→ **Given task**:
Only lines holding the string "What" are wanted; copy each one from the material.

→ **Exercise inputs**:
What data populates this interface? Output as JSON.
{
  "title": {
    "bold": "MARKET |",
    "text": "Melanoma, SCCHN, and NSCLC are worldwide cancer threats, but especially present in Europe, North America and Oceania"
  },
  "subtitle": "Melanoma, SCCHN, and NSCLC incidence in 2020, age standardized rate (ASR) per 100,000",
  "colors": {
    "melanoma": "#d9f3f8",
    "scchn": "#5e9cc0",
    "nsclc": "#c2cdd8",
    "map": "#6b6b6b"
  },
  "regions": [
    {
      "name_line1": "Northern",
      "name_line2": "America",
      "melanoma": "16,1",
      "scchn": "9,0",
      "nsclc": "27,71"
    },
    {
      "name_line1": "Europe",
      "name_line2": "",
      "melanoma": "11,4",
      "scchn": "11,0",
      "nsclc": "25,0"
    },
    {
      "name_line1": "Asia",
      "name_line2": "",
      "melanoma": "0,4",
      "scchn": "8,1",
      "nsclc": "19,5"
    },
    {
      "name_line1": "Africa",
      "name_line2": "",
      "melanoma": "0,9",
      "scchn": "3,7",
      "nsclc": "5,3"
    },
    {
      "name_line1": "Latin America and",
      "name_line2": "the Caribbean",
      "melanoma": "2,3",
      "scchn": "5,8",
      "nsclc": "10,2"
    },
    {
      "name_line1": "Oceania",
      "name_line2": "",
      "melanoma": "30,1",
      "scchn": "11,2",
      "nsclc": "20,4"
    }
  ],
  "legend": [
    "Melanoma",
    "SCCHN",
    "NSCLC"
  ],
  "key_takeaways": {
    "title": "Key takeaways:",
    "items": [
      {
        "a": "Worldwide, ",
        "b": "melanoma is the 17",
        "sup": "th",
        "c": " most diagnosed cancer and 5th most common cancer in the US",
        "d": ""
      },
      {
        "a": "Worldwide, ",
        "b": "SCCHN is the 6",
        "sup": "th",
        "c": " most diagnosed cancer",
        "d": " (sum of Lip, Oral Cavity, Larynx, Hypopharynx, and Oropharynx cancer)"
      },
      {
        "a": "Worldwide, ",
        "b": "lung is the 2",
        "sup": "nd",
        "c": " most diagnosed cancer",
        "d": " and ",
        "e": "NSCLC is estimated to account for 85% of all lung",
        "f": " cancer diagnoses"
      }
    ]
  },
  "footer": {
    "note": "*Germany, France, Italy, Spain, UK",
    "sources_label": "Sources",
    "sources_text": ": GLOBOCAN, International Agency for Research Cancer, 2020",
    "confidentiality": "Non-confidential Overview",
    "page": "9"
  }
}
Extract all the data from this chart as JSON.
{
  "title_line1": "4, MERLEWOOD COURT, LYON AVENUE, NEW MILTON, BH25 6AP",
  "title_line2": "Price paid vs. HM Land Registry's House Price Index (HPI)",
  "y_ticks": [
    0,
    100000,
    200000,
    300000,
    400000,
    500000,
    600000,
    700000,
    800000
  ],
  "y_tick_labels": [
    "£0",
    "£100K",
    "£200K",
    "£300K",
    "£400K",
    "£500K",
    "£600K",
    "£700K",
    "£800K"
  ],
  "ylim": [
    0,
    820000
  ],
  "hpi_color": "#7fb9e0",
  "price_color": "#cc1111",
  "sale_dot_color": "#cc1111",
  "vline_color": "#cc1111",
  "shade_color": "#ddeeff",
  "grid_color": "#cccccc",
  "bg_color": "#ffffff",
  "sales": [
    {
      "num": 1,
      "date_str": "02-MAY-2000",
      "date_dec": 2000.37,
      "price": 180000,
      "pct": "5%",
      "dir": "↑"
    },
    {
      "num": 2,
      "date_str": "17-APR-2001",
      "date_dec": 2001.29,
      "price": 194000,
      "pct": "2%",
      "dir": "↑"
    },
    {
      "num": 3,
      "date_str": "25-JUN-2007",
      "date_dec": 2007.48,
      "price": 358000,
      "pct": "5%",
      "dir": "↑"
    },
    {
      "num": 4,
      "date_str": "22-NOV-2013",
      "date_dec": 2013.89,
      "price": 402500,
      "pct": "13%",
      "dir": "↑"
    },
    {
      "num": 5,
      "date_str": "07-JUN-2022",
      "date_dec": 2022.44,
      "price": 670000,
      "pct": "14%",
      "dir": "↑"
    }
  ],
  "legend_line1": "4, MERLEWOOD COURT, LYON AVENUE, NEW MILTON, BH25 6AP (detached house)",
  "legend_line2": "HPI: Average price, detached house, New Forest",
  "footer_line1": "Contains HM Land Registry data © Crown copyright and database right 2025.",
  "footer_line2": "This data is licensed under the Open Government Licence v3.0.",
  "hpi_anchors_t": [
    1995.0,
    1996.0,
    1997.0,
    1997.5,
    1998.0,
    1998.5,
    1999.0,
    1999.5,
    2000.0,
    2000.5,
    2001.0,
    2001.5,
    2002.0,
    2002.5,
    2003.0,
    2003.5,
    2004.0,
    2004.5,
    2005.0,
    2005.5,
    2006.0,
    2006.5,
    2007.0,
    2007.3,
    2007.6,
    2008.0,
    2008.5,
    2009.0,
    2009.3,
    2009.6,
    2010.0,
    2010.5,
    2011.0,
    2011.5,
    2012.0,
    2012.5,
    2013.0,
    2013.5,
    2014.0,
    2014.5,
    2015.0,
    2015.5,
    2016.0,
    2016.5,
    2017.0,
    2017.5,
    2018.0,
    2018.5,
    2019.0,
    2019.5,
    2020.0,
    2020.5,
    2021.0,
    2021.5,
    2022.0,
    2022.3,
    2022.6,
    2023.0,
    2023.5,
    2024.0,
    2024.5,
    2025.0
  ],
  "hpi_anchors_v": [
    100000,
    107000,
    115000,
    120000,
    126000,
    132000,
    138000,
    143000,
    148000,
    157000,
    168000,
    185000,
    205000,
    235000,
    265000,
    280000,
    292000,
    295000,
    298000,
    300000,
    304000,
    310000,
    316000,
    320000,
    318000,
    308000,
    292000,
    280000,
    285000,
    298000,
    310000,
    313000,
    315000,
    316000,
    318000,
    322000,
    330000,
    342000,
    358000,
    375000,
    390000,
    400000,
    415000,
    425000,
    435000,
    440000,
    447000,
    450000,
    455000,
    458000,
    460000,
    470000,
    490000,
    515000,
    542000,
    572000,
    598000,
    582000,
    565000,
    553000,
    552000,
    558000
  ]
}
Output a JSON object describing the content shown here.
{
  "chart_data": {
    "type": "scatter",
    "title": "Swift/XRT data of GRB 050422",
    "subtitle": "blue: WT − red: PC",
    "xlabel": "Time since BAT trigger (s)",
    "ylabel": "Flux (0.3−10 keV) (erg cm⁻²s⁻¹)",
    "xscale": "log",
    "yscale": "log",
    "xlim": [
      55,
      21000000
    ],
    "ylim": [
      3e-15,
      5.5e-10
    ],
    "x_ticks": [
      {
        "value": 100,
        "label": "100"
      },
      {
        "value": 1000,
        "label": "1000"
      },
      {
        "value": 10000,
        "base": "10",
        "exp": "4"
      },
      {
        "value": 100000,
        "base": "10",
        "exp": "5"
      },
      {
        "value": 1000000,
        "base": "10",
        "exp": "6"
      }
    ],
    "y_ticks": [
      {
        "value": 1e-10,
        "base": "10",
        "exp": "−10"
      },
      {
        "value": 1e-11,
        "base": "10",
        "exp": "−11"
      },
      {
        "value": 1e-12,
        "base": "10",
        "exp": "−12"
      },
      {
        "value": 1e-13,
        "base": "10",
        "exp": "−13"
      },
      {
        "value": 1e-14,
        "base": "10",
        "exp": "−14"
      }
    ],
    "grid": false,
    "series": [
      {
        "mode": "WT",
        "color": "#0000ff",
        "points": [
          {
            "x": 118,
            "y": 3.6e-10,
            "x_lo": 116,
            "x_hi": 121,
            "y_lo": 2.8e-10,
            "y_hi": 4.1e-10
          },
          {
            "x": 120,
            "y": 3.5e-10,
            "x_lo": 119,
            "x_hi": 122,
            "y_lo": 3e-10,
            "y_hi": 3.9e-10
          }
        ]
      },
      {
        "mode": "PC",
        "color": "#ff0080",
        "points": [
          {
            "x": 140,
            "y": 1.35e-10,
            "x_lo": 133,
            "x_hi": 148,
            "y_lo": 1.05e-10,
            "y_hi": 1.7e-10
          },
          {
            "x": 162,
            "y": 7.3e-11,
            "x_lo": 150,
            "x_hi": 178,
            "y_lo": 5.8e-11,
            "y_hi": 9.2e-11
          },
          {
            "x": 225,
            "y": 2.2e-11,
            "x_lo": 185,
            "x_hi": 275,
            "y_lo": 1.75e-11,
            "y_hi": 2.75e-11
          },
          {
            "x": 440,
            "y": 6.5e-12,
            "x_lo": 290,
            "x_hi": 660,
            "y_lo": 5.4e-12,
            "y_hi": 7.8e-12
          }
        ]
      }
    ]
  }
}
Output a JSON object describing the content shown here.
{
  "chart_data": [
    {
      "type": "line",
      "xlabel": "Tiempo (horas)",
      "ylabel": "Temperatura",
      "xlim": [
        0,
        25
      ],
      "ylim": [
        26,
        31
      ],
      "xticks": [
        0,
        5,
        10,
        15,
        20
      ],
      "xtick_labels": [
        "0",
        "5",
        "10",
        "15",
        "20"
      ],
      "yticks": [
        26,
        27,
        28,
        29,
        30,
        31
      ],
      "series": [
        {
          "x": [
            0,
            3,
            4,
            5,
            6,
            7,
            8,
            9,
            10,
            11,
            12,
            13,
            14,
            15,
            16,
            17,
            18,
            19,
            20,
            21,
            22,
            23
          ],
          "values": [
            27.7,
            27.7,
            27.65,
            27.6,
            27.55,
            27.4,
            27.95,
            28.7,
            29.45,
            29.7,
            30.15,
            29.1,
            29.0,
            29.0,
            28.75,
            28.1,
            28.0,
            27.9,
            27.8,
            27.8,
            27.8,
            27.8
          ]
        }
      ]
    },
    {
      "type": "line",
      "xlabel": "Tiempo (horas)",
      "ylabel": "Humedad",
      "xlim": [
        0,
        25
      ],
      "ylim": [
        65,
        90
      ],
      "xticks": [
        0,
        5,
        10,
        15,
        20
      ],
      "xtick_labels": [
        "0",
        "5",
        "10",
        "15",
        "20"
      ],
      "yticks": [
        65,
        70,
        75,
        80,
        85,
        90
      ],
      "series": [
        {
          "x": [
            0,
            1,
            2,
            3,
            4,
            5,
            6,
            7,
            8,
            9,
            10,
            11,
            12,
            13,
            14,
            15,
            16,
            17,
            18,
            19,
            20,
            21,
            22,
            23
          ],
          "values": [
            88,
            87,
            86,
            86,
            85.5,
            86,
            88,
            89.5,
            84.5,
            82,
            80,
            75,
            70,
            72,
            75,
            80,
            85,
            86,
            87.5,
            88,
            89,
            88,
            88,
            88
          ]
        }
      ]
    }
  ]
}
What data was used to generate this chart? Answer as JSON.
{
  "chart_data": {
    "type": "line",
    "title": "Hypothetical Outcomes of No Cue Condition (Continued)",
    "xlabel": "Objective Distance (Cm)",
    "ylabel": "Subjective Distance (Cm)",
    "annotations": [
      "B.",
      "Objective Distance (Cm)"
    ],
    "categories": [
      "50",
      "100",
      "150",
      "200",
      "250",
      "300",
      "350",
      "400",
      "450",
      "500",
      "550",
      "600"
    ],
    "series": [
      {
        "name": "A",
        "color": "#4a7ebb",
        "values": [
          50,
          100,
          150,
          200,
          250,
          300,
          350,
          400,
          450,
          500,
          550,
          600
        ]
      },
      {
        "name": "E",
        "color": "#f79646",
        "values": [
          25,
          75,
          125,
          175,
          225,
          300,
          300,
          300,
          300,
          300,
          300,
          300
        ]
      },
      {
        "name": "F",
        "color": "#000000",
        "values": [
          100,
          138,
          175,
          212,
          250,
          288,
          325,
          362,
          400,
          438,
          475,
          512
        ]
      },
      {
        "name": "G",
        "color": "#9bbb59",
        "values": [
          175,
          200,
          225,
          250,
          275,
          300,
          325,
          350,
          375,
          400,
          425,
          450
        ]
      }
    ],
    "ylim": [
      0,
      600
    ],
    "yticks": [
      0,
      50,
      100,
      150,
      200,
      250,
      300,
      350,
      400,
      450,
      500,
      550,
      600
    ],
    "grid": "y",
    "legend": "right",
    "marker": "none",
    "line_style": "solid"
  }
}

→ **Answer to this exercise**:
What data populates this interface? Output as JSON.
What data was used to generate this chart? Answer as JSON.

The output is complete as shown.